Figure contents as structured data
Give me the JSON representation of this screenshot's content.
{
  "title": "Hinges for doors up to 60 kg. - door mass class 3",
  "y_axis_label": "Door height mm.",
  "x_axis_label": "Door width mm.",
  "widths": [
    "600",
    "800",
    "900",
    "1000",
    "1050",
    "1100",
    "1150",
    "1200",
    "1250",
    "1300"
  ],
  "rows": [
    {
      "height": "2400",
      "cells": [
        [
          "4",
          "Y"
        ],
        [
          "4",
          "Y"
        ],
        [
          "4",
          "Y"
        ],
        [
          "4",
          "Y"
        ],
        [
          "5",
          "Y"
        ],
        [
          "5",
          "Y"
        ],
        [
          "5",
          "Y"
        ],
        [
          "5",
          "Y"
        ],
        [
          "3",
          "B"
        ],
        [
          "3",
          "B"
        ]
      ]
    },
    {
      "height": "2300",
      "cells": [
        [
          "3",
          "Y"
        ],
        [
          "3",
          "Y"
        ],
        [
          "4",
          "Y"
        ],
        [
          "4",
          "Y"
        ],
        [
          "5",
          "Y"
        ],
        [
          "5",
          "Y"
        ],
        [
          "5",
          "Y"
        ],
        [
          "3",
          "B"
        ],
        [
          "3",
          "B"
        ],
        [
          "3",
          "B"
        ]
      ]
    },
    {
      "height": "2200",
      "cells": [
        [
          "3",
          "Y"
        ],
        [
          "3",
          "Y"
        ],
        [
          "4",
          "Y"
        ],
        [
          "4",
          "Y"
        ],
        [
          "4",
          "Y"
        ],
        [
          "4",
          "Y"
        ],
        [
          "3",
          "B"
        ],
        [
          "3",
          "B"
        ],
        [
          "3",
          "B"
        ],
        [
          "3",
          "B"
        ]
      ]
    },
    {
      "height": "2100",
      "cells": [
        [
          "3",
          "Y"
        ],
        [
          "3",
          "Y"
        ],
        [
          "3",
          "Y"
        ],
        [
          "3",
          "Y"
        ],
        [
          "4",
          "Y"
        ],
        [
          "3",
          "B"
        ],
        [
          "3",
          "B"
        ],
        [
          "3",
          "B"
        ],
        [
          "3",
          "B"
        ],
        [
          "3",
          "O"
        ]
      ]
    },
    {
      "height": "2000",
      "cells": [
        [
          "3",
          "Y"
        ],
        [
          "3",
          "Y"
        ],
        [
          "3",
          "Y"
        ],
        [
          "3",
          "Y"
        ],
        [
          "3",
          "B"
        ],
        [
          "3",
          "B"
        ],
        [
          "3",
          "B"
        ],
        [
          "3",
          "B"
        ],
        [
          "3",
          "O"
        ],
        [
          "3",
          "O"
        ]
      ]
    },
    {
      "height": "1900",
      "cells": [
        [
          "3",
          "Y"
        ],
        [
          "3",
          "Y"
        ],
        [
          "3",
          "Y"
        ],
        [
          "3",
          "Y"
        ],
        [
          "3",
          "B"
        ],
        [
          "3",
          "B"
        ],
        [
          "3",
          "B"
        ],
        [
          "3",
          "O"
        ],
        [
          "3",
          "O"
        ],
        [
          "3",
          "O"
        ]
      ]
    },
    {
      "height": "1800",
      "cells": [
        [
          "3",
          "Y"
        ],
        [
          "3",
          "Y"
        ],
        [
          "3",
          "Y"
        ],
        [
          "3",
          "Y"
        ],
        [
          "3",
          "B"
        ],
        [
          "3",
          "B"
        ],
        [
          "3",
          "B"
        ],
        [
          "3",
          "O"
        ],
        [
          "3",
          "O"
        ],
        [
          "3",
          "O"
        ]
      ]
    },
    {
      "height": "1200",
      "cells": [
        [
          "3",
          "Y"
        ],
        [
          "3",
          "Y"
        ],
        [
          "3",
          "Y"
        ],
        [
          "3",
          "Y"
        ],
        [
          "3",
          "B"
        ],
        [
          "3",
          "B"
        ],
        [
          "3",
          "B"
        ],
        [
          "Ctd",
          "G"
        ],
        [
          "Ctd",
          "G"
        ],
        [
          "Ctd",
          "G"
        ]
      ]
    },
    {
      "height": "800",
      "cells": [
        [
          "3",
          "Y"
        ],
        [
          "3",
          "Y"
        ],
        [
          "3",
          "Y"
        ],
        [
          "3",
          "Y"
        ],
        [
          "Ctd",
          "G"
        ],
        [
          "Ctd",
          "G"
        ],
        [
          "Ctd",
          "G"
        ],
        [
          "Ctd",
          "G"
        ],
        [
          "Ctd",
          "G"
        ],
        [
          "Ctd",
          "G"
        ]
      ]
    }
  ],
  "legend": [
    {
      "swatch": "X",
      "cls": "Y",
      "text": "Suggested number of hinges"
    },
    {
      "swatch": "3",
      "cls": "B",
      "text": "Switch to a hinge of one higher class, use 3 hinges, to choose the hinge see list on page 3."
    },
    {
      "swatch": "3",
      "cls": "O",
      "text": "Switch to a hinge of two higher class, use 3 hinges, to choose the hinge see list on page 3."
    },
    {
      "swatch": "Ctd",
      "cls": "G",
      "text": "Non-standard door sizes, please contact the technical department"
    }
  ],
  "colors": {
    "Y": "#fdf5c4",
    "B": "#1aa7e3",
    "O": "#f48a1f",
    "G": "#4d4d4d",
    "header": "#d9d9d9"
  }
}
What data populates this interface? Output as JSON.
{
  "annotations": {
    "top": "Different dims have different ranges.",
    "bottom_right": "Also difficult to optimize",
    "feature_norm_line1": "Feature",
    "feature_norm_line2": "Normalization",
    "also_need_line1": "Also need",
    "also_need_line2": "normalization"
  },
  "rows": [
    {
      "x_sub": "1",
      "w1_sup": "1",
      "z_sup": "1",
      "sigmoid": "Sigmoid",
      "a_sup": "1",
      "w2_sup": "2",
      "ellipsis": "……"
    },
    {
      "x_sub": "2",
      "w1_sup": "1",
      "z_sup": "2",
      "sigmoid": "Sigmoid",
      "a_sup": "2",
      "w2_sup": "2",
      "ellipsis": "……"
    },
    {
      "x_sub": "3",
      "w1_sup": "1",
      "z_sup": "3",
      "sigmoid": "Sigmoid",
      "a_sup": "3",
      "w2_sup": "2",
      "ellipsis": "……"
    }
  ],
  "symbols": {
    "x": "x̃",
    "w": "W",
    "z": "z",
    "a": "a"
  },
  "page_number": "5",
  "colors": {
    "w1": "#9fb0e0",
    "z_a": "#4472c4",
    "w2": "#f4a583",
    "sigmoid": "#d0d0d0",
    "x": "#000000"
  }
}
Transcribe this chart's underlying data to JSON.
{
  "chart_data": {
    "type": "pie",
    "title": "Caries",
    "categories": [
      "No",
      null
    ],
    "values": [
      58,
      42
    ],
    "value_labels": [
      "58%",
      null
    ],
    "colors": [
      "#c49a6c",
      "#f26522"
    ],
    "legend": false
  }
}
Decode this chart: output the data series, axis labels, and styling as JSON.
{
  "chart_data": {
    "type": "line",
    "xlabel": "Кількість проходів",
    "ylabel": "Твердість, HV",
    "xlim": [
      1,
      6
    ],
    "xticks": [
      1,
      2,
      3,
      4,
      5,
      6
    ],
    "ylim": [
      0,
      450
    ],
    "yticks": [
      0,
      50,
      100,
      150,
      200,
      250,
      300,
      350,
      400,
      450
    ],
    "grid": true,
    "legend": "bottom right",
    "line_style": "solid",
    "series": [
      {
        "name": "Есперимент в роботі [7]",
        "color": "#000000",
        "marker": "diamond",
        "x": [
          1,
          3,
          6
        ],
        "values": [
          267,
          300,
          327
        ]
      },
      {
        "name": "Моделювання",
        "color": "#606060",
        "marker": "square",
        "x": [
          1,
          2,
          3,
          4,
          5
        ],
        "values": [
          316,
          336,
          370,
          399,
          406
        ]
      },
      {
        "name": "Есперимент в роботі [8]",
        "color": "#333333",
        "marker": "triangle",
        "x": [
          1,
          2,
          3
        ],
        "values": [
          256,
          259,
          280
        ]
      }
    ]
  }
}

### Stated goal
From the entries above, copy every line where the word "choose" shows up.

### Solution
      "text": "Switch to a hinge of one higher class, use 3 hinges, to choose the hinge see list on page 3."
      "text": "Switch to a hinge of two higher class, use 3 hinges, to choose the hinge see list on page 3."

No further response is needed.